>> BEGIN

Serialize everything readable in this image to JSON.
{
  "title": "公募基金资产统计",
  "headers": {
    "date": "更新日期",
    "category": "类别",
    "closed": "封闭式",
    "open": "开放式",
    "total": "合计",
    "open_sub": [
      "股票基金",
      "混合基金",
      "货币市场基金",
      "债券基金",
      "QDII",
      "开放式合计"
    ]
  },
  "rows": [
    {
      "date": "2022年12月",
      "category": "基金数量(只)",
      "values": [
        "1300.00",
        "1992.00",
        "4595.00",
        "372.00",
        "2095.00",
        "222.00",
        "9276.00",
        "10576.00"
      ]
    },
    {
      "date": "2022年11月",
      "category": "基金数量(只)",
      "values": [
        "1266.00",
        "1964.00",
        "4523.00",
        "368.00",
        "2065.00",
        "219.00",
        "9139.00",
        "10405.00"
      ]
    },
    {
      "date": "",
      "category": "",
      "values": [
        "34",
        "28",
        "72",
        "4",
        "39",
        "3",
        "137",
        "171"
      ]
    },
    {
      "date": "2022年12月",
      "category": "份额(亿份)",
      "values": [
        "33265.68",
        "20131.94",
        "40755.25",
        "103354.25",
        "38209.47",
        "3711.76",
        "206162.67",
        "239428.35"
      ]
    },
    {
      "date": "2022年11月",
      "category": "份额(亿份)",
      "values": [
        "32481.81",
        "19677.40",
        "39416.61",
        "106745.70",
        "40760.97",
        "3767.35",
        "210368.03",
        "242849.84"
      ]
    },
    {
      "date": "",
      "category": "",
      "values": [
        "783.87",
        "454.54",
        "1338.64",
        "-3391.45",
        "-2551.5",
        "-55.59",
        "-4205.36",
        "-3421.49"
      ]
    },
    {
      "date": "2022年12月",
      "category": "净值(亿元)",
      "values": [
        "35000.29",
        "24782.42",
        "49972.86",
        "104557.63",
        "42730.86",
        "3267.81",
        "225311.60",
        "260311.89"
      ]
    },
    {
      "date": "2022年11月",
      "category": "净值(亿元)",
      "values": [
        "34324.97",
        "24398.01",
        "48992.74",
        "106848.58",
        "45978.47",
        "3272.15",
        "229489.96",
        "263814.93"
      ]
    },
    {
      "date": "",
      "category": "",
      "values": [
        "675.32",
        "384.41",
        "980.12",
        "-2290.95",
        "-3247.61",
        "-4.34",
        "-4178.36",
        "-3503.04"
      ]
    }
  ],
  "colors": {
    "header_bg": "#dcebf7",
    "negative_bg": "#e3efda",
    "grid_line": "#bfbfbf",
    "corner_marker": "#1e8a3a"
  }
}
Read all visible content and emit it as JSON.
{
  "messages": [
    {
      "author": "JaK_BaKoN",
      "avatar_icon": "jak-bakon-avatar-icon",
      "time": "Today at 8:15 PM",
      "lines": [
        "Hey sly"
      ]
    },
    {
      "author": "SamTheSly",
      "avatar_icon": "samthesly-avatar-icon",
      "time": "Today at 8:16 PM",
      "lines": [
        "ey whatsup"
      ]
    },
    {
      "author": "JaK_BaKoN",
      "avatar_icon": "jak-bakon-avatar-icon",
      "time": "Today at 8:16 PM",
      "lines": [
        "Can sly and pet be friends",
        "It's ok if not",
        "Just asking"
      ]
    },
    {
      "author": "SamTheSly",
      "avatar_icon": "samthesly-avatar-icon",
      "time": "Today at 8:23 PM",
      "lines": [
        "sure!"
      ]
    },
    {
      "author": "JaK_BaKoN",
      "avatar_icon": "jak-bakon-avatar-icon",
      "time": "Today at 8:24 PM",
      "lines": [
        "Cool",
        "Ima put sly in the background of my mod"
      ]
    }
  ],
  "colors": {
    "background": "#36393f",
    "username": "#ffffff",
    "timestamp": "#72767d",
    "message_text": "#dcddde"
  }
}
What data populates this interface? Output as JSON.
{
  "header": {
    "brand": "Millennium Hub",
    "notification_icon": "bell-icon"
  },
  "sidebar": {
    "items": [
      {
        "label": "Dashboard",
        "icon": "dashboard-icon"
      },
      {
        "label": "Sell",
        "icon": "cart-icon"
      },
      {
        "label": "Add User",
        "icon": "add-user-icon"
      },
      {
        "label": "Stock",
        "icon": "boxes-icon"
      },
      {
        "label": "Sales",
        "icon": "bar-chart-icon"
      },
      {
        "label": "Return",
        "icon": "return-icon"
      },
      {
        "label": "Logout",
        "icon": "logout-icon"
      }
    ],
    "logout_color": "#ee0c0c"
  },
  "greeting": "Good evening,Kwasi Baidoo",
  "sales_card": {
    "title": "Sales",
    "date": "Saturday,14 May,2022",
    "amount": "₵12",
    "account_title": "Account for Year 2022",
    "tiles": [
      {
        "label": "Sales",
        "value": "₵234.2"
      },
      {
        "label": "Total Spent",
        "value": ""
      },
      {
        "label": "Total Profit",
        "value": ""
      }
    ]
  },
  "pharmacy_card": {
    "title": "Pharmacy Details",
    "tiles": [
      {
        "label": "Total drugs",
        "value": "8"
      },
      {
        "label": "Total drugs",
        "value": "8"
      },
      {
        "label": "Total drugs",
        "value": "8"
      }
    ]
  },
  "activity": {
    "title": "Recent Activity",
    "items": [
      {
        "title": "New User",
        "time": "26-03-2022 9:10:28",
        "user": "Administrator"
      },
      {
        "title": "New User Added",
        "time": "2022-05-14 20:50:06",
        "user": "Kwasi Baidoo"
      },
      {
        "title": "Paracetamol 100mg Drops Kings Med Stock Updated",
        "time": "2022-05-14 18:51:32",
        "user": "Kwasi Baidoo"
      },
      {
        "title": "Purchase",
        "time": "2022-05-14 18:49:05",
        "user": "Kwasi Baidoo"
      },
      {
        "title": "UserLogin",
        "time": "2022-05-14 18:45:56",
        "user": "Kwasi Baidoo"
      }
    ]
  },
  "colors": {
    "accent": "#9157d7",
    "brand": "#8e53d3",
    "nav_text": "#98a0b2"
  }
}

>> END

> **YOUR INSTRUCTIONS**:
Transcribe every entry word for word.

> **COMPLETE OUTPUT**:
Serialize everything readable in this image to JSON.
{
  "title": "公募基金资产统计",
  "headers": {
    "date": "更新日期",
    "category": "类别",
    "closed": "封闭式",
    "open": "开放式",
    "total": "合计",
    "open_sub": [
      "股票基金",
      "混合基金",
      "货币市场基金",
      "债券基金",
      "QDII",
      "开放式合计"
    ]
  },
  "rows": [
    {
      "date": "2022年12月",
      "category": "基金数量(只)",
      "values": [
        "1300.00",
        "1992.00",
        "4595.00",
        "372.00",
        "2095.00",
        "222.00",
        "9276.00",
        "10576.00"
      ]
    },
    {
      "date": "2022年11月",
      "category": "基金数量(只)",
      "values": [
        "1266.00",
        "1964.00",
        "4523.00",
        "368.00",
        "2065.00",
        "219.00",
        "9139.00",
        "10405.00"
      ]
    },
    {
      "date": "",
      "category": "",
      "values": [
        "34",
        "28",
        "72",
        "4",
        "39",
        "3",
        "137",
        "171"
      ]
    },
    {
      "date": "2022年12月",
      "category": "份额(亿份)",
      "values": [
        "33265.68",
        "20131.94",
        "40755.25",
        "103354.25",
        "38209.47",
        "3711.76",
        "206162.67",
        "239428.35"
      ]
    },
    {
      "date": "2022年11月",
      "category": "份额(亿份)",
      "values": [
        "32481.81",
        "19677.40",
        "39416.61",
        "106745.70",
        "40760.97",
        "3767.35",
        "210368.03",
        "242849.84"
      ]
    },
    {
      "date": "",
      "category": "",
      "values": [
        "783.87",
        "454.54",
        "1338.64",
        "-3391.45",
        "-2551.5",
        "-55.59",
        "-4205.36",
        "-3421.49"
      ]
    },
    {
      "date": "2022年12月",
      "category": "净值(亿元)",
      "values": [
        "35000.29",
        "24782.42",
        "49972.86",
        "104557.63",
        "42730.86",
        "3267.81",
        "225311.60",
        "260311.89"
      ]
    },
    {
      "date": "2022年11月",
      "category": "净值(亿元)",
      "values": [
        "34324.97",
        "24398.01",
        "48992.74",
        "106848.58",
        "45978.47",
        "3272.15",
        "229489.96",
        "263814.93"
      ]
    },
    {
      "date": "",
      "category": "",
      "values": [
        "675.32",
        "384.41",
        "980.12",
        "-2290.95",
        "-3247.61",
        "-4.34",
        "-4178.36",
        "-3503.04"
      ]
    }
  ],
  "colors": {
    "header_bg": "#dcebf7",
    "negative_bg": "#e3efda",
    "grid_line": "#bfbfbf",
    "corner_marker": "#1e8a3a"
  }
}
Read all visible content and emit it as JSON.
{
  "messages": [
    {
      "author": "JaK_BaKoN",
      "avatar_icon": "jak-bakon-avatar-icon",
      "time": "Today at 8:15 PM",
      "lines": [
        "Hey sly"
      ]
    },
    {
      "author": "SamTheSly",
      "avatar_icon": "samthesly-avatar-icon",
      "time": "Today at 8:16 PM",
      "lines": [
        "ey whatsup"
      ]
    },
    {
      "author": "JaK_BaKoN",
      "avatar_icon": "jak-bakon-avatar-icon",
      "time": "Today at 8:16 PM",
      "lines": [
        "Can sly and pet be friends",
        "It's ok if not",
        "Just asking"
      ]
    },
    {
      "author": "SamTheSly",
      "avatar_icon": "samthesly-avatar-icon",
      "time": "Today at 8:23 PM",
      "lines": [
        "sure!"
      ]
    },
    {
      "author": "JaK_BaKoN",
      "avatar_icon": "jak-bakon-avatar-icon",
      "time": "Today at 8:24 PM",
      "lines": [
        "Cool",
        "Ima put sly in the background of my mod"
      ]
    }
  ],
  "colors": {
    "background": "#36393f",
    "username": "#ffffff",
    "timestamp": "#72767d",
    "message_text": "#dcddde"
  }
}
What data populates this interface? Output as JSON.
{
  "header": {
    "brand": "Millennium Hub",
    "notification_icon": "bell-icon"
  },
  "sidebar": {
    "items": [
      {
        "label": "Dashboard",
        "icon": "dashboard-icon"
      },
      {
        "label": "Sell",
        "icon": "cart-icon"
      },
      {
        "label": "Add User",
        "icon": "add-user-icon"
      },
      {
        "label": "Stock",
        "icon": "boxes-icon"
      },
      {
        "label": "Sales",
        "icon": "bar-chart-icon"
      },
      {
        "label": "Return",
        "icon": "return-icon"
      },
      {
        "label": "Logout",
        "icon": "logout-icon"
      }
    ],
    "logout_color": "#ee0c0c"
  },
  "greeting": "Good evening,Kwasi Baidoo",
  "sales_card": {
    "title": "Sales",
    "date": "Saturday,14 May,2022",
    "amount": "₵12",
    "account_title": "Account for Year 2022",
    "tiles": [
      {
        "label": "Sales",
        "value": "₵234.2"
      },
      {
        "label": "Total Spent",
        "value": ""
      },
      {
        "label": "Total Profit",
        "value": ""
      }
    ]
  },
  "pharmacy_card": {
    "title": "Pharmacy Details",
    "tiles": [
      {
        "label": "Total drugs",
        "value": "8"
      },
      {
        "label": "Total drugs",
        "value": "8"
      },
      {
        "label": "Total drugs",
        "value": "8"
      }
    ]
  },
  "activity": {
    "title": "Recent Activity",
    "items": [
      {
        "title": "New User",
        "time": "26-03-2022 9:10:28",
        "user": "Administrator"
      },
      {
        "title": "New User Added",
        "time": "2022-05-14 20:50:06",
        "user": "Kwasi Baidoo"
      },
      {
        "title": "Paracetamol 100mg Drops Kings Med Stock Updated",
        "time": "2022-05-14 18:51:32",
        "user": "Kwasi Baidoo"
      },
      {
        "title": "Purchase",
        "time": "2022-05-14 18:49:05",
        "user": "Kwasi Baidoo"
      },
      {
        "title": "UserLogin",
        "time": "2022-05-14 18:45:56",
        "user": "Kwasi Baidoo"
      }
    ]
  },
  "colors": {
    "accent": "#9157d7",
    "brand": "#8e53d3",
    "nav_text": "#98a0b2"
  }
}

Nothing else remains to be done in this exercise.